AIM —
Could you format every line of the listing below as a numbered list, leaving out any blank lines?

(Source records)
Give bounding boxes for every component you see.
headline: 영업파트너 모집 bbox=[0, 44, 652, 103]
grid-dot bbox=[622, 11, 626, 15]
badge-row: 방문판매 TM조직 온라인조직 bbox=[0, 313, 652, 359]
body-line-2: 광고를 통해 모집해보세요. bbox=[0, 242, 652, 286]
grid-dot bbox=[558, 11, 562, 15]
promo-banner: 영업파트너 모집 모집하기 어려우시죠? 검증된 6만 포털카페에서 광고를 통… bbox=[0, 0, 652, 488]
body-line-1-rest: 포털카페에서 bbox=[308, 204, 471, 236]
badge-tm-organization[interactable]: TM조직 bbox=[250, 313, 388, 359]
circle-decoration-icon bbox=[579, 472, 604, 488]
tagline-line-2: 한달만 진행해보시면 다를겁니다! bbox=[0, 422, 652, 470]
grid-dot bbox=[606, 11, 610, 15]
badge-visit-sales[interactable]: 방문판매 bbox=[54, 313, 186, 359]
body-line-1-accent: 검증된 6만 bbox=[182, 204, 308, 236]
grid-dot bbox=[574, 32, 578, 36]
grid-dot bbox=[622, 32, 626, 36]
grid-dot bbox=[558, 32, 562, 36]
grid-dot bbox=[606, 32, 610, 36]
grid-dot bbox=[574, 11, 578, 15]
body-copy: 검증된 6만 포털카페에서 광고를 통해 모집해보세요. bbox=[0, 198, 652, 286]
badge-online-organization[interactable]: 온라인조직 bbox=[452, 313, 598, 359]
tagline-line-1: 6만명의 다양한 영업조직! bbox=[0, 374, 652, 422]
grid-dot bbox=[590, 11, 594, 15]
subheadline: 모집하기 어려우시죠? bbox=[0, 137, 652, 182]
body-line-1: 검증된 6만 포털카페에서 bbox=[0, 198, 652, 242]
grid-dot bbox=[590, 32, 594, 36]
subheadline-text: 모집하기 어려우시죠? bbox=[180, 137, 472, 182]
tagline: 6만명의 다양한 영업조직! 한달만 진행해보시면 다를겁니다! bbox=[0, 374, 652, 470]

OUTPUT FOR THIS TASK —
1. Give bounding boxes for every component you see.
2. headline: 영업파트너 모집 bbox=[0, 44, 652, 103]
3. grid-dot bbox=[622, 11, 626, 15]
4. badge-row: 방문판매 TM조직 온라인조직 bbox=[0, 313, 652, 359]
5. body-line-2: 광고를 통해 모집해보세요. bbox=[0, 242, 652, 286]
6. grid-dot bbox=[558, 11, 562, 15]
7. promo-banner: 영업파트너 모집 모집하기 어려우시죠? 검증된 6만 포털카페에서 광고를 통… bbox=[0, 0, 652, 488]
8. body-line-1-rest: 포털카페에서 bbox=[308, 204, 471, 236]
9. badge-tm-organization[interactable]: TM조직 bbox=[250, 313, 388, 359]
10. circle-decoration-icon bbox=[579, 472, 604, 488]
11. tagline-line-2: 한달만 진행해보시면 다를겁니다! bbox=[0, 422, 652, 470]
12. grid-dot bbox=[606, 11, 610, 15]
13. badge-visit-sales[interactable]: 방문판매 bbox=[54, 313, 186, 359]
14. body-line-1-accent: 검증된 6만 bbox=[182, 204, 308, 236]
15. grid-dot bbox=[574, 32, 578, 36]
16. grid-dot bbox=[622, 32, 626, 36]
17. grid-dot bbox=[558, 32, 562, 36]
18. grid-dot bbox=[606, 32, 610, 36]
19. grid-dot bbox=[574, 11, 578, 15]
20. body-copy: 검증된 6만 포털카페에서 광고를 통해 모집해보세요. bbox=[0, 198, 652, 286]
21. badge-online-organization[interactable]: 온라인조직 bbox=[452, 313, 598, 359]
22. tagline-line-1: 6만명의 다양한 영업조직! bbox=[0, 374, 652, 422]
23. grid-dot bbox=[590, 11, 594, 15]
24. subheadline: 모집하기 어려우시죠? bbox=[0, 137, 652, 182]
25. body-line-1: 검증된 6만 포털카페에서 bbox=[0, 198, 652, 242]
26. grid-dot bbox=[590, 32, 594, 36]
27. subheadline-text: 모집하기 어려우시죠? bbox=[180, 137, 472, 182]
28. tagline: 6만명의 다양한 영업조직! 한달만 진행해보시면 다를겁니다! bbox=[0, 374, 652, 470]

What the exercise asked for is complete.